» EXERCISE OBJECTIVE
Please state how many lines in the records contain the string "предложения", with no words besides the number.

» RECORDS SUPPLIED
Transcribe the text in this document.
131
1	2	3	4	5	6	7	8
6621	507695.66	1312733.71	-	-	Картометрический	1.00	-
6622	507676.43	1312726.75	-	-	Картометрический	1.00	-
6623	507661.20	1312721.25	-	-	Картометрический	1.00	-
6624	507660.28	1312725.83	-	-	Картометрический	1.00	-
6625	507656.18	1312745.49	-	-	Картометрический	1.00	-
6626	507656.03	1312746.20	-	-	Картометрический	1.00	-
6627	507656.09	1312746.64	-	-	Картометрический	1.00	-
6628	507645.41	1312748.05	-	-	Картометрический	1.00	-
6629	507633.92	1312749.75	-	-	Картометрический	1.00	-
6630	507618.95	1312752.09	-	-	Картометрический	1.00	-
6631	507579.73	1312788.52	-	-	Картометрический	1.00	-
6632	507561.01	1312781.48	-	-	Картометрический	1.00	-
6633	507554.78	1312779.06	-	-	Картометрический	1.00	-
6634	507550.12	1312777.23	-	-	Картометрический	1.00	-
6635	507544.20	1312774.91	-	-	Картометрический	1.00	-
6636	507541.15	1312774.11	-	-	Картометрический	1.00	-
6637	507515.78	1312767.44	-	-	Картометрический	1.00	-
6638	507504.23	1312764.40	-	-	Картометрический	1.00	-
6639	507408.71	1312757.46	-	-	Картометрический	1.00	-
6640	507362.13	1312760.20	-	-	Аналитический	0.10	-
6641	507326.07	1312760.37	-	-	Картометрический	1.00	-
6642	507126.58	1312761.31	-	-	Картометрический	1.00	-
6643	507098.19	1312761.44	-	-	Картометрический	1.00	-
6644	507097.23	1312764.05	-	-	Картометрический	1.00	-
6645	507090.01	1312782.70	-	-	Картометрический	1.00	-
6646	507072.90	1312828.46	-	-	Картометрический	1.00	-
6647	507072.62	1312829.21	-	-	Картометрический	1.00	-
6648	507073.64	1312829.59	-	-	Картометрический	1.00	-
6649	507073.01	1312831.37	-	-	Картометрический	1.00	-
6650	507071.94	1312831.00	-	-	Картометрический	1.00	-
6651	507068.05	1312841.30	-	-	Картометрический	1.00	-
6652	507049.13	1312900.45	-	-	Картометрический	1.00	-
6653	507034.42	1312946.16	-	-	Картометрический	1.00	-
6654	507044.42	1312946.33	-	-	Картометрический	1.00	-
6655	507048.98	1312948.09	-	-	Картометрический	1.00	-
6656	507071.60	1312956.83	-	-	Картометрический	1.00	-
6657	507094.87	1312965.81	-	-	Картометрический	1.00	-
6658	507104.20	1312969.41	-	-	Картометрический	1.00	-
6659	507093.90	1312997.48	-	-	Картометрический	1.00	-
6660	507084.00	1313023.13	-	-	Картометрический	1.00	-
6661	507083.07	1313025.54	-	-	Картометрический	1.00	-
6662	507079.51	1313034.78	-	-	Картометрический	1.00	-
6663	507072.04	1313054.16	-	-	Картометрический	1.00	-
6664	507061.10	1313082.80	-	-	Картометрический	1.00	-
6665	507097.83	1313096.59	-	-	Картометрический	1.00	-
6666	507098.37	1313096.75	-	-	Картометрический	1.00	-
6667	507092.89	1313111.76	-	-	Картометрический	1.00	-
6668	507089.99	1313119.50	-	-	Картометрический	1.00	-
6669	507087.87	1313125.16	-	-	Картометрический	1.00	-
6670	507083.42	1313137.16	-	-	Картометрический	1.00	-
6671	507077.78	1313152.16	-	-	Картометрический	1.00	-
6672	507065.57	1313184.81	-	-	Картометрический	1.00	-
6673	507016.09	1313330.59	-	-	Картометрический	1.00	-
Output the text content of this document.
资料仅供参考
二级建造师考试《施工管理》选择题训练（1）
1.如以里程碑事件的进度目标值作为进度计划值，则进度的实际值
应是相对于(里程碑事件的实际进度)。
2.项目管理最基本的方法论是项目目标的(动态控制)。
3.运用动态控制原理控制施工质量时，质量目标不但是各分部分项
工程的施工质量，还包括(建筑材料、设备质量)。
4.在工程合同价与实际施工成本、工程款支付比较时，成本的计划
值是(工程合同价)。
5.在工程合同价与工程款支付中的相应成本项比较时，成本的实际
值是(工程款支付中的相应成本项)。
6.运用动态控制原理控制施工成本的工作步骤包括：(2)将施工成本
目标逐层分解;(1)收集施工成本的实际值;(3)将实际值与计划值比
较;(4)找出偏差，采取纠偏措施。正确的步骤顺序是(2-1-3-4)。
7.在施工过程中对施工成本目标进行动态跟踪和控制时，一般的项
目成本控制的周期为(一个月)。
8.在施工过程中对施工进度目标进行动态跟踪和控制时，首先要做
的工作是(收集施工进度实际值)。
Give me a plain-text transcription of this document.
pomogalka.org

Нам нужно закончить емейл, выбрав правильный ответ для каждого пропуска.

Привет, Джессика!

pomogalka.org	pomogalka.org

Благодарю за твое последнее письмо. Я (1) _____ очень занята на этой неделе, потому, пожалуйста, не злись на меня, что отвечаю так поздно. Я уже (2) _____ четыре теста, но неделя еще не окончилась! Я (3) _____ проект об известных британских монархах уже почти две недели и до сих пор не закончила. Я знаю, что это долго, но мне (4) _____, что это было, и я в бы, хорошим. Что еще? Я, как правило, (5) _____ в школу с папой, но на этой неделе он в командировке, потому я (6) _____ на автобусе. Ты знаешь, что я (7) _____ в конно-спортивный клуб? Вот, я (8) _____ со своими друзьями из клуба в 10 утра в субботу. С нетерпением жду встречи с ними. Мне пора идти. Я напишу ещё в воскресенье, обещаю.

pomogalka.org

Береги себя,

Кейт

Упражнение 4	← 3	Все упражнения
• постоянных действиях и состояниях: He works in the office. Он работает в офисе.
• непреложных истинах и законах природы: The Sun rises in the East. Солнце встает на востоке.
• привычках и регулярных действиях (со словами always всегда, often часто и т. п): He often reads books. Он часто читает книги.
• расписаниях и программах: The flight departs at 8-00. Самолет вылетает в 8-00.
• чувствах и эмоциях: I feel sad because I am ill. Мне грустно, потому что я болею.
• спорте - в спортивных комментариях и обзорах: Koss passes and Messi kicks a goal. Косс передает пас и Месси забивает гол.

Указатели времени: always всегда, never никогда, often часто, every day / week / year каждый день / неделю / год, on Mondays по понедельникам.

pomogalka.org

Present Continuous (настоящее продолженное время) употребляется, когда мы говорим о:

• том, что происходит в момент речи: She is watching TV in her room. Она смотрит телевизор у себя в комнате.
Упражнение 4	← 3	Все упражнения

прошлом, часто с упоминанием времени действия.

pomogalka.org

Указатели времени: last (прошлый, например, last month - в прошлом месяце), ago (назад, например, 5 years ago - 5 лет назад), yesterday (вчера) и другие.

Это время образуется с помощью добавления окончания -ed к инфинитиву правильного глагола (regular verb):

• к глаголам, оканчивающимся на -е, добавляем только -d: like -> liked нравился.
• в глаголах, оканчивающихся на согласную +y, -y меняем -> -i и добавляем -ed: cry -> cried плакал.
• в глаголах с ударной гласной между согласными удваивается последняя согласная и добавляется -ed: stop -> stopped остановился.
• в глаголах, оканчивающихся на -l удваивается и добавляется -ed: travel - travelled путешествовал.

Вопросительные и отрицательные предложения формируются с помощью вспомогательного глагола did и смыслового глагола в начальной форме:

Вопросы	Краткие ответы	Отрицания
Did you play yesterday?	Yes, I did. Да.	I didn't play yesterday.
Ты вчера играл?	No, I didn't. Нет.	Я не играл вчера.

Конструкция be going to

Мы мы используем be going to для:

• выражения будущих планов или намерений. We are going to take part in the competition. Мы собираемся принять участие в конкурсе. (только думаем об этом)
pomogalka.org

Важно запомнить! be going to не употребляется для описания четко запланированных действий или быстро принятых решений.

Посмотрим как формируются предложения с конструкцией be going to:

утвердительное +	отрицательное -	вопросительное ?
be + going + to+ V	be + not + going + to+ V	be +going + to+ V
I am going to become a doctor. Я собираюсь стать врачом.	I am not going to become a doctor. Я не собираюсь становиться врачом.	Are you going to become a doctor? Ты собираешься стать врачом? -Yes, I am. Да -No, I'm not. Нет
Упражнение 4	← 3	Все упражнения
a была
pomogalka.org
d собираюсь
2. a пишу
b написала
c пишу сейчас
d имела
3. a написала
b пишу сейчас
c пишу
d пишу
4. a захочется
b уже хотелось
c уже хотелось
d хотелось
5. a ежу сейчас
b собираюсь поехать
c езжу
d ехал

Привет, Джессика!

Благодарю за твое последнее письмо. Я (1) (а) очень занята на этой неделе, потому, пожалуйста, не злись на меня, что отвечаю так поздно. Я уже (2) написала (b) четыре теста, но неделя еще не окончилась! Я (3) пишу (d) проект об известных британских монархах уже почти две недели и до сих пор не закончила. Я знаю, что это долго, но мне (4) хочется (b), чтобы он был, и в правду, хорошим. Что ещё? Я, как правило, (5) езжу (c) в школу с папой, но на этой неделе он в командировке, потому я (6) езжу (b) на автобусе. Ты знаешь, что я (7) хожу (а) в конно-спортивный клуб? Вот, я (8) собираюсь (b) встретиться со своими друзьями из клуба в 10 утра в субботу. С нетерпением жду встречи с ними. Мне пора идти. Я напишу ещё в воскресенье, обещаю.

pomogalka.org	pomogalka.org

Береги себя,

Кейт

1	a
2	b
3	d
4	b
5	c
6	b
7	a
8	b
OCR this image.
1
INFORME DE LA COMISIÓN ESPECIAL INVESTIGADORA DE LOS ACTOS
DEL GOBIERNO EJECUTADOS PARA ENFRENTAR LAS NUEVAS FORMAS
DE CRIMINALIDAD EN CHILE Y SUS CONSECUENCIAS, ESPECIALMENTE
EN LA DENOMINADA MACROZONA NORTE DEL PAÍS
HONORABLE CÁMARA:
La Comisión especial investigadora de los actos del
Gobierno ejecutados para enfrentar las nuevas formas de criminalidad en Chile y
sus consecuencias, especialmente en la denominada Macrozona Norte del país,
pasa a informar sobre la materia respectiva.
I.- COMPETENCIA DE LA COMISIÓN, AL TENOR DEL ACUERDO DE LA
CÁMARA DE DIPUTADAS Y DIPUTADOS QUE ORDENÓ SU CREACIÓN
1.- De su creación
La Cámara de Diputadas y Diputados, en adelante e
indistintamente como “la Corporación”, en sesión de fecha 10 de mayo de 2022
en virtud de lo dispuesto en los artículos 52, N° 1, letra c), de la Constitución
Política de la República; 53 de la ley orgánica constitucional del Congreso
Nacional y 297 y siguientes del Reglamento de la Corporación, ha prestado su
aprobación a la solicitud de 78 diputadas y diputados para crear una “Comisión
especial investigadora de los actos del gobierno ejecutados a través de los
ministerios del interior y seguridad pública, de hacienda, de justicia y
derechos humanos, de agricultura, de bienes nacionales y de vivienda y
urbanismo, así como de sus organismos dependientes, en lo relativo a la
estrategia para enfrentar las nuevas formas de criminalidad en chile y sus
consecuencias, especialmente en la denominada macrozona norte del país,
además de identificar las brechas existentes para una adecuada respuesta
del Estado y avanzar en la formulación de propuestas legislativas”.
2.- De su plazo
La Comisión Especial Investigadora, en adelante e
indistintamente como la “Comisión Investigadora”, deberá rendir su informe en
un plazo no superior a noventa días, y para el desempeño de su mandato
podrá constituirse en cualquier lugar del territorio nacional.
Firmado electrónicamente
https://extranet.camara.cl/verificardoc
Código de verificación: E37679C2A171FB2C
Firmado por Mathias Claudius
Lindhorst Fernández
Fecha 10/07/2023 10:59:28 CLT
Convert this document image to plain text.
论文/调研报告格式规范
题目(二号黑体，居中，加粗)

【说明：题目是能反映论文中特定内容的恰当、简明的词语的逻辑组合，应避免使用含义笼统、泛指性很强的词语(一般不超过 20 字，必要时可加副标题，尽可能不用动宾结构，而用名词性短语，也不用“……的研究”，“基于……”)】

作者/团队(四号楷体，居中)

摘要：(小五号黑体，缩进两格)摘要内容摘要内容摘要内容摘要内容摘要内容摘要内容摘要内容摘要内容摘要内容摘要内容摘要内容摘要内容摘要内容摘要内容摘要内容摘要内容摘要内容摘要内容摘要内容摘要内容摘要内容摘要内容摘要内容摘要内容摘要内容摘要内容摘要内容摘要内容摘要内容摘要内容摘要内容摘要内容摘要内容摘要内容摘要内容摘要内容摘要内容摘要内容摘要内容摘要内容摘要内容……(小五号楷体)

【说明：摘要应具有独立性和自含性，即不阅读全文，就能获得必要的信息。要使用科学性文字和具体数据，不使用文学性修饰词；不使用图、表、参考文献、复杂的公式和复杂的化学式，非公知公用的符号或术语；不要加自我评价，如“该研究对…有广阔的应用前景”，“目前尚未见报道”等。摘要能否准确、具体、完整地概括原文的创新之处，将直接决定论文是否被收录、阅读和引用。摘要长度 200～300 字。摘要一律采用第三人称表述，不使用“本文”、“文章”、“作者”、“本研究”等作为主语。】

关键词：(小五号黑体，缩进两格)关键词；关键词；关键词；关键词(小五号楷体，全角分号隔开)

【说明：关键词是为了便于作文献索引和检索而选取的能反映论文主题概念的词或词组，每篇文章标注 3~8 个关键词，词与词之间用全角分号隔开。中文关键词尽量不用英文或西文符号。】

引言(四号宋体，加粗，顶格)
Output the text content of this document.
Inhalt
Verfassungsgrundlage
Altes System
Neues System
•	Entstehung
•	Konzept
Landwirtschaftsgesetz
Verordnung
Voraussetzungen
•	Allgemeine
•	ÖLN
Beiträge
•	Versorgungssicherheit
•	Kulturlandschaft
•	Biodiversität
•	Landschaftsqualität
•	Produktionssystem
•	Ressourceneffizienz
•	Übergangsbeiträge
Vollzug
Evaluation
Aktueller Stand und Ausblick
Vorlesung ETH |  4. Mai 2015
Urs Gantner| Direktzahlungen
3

» COMPLETE RESPONSE
2